# [WRITTEN PROBLEM]
Every entry needs to be printed exactly, please.

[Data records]
_ _ _ _
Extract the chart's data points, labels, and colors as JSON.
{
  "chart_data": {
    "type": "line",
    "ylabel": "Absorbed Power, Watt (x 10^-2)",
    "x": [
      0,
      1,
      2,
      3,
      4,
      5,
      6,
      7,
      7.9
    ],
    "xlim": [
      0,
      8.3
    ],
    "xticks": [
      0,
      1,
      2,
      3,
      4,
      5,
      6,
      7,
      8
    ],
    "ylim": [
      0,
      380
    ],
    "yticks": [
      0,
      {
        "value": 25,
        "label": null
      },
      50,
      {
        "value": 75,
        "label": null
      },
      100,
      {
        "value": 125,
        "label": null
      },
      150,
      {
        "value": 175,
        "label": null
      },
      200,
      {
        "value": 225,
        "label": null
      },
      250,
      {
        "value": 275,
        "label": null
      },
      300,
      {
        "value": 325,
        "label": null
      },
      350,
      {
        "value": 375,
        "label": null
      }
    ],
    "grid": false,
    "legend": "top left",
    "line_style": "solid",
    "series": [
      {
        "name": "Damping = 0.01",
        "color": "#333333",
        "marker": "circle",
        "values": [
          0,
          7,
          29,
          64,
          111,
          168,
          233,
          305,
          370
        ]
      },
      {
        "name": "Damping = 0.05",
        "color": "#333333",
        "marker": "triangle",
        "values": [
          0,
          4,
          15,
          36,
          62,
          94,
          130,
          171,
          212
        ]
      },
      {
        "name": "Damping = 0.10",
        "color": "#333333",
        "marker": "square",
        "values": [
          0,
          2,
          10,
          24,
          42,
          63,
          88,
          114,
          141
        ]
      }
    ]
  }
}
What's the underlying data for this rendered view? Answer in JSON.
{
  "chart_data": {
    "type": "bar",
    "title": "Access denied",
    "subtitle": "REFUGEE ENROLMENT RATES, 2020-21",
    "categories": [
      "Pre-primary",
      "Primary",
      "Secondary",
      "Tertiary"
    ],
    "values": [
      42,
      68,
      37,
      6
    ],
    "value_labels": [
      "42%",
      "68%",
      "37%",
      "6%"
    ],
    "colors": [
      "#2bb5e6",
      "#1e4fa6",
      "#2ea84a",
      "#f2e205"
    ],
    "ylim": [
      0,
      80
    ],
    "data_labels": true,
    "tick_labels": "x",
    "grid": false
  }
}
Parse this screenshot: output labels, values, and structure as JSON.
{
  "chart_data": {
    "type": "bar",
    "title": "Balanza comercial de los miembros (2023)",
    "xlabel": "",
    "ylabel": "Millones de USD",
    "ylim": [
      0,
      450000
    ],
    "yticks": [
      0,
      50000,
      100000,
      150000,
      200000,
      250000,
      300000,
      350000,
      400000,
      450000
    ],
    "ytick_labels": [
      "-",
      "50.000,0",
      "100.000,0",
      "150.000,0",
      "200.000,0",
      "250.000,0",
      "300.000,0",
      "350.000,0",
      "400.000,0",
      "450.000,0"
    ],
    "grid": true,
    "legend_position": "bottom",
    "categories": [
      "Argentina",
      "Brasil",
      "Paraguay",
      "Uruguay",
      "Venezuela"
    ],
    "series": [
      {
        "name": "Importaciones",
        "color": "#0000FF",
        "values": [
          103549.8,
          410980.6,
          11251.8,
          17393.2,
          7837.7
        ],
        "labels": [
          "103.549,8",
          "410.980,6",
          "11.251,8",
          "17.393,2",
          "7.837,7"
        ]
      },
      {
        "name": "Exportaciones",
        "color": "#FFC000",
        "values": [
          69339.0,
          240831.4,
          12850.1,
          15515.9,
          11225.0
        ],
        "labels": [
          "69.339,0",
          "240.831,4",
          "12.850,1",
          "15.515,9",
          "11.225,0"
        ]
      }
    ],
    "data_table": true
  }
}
_ _ _ _
# [OUTPUT BELOW]
Extract the chart's data points, labels, and colors as JSON.
{
  "chart_data": {
    "type": "line",
    "ylabel": "Absorbed Power, Watt (x 10^-2)",
    "x": [
      0,
      1,
      2,
      3,
      4,
      5,
      6,
      7,
      7.9
    ],
    "xlim": [
      0,
      8.3
    ],
    "xticks": [
      0,
      1,
      2,
      3,
      4,
      5,
      6,
      7,
      8
    ],
    "ylim": [
      0,
      380
    ],
    "yticks": [
      0,
      {
        "value": 25,
        "label": null
      },
      50,
      {
        "value": 75,
        "label": null
      },
      100,
      {
        "value": 125,
        "label": null
      },
      150,
      {
        "value": 175,
        "label": null
      },
      200,
      {
        "value": 225,
        "label": null
      },
      250,
      {
        "value": 275,
        "label": null
      },
      300,
      {
        "value": 325,
        "label": null
      },
      350,
      {
        "value": 375,
        "label": null
      }
    ],
    "grid": false,
    "legend": "top left",
    "line_style": "solid",
    "series": [
      {
        "name": "Damping = 0.01",
        "color": "#333333",
        "marker": "circle",
        "values": [
          0,
          7,
          29,
          64,
          111,
          168,
          233,
          305,
          370
        ]
      },
      {
        "name": "Damping = 0.05",
        "color": "#333333",
        "marker": "triangle",
        "values": [
          0,
          4,
          15,
          36,
          62,
          94,
          130,
          171,
          212
        ]
      },
      {
        "name": "Damping = 0.10",
        "color": "#333333",
        "marker": "square",
        "values": [
          0,
          2,
          10,
          24,
          42,
          63,
          88,
          114,
          141
        ]
      }
    ]
  }
}
What's the underlying data for this rendered view? Answer in JSON.
{
  "chart_data": {
    "type": "bar",
    "title": "Access denied",
    "subtitle": "REFUGEE ENROLMENT RATES, 2020-21",
    "categories": [
      "Pre-primary",
      "Primary",
      "Secondary",
      "Tertiary"
    ],
    "values": [
      42,
      68,
      37,
      6
    ],
    "value_labels": [
      "42%",
      "68%",
      "37%",
      "6%"
    ],
    "colors": [
      "#2bb5e6",
      "#1e4fa6",
      "#2ea84a",
      "#f2e205"
    ],
    "ylim": [
      0,
      80
    ],
    "data_labels": true,
    "tick_labels": "x",
    "grid": false
  }
}
Parse this screenshot: output labels, values, and structure as JSON.
{
  "chart_data": {
    "type": "bar",
    "title": "Balanza comercial de los miembros (2023)",
    "xlabel": "",
    "ylabel": "Millones de USD",
    "ylim": [
      0,
      450000
    ],
    "yticks": [
      0,
      50000,
      100000,
      150000,
      200000,
      250000,
      300000,
      350000,
      400000,
      450000
    ],
    "ytick_labels": [
      "-",
      "50.000,0",
      "100.000,0",
      "150.000,0",
      "200.000,0",
      "250.000,0",
      "300.000,0",
      "350.000,0",
      "400.000,0",
      "450.000,0"
    ],
    "grid": true,
    "legend_position": "bottom",
    "categories": [
      "Argentina",
      "Brasil",
      "Paraguay",
      "Uruguay",
      "Venezuela"
    ],
    "series": [
      {
        "name": "Importaciones",
        "color": "#0000FF",
        "values": [
          103549.8,
          410980.6,
          11251.8,
          17393.2,
          7837.7
        ],
        "labels": [
          "103.549,8",
          "410.980,6",
          "11.251,8",
          "17.393,2",
          "7.837,7"
        ]
      },
      {
        "name": "Exportaciones",
        "color": "#FFC000",
        "values": [
          69339.0,
          240831.4,
          12850.1,
          15515.9,
          11225.0
        ],
        "labels": [
          "69.339,0",
          "240.831,4",
          "12.850,1",
          "15.515,9",
          "11.225,0"
        ]
      }
    ],
    "data_table": true
  }
}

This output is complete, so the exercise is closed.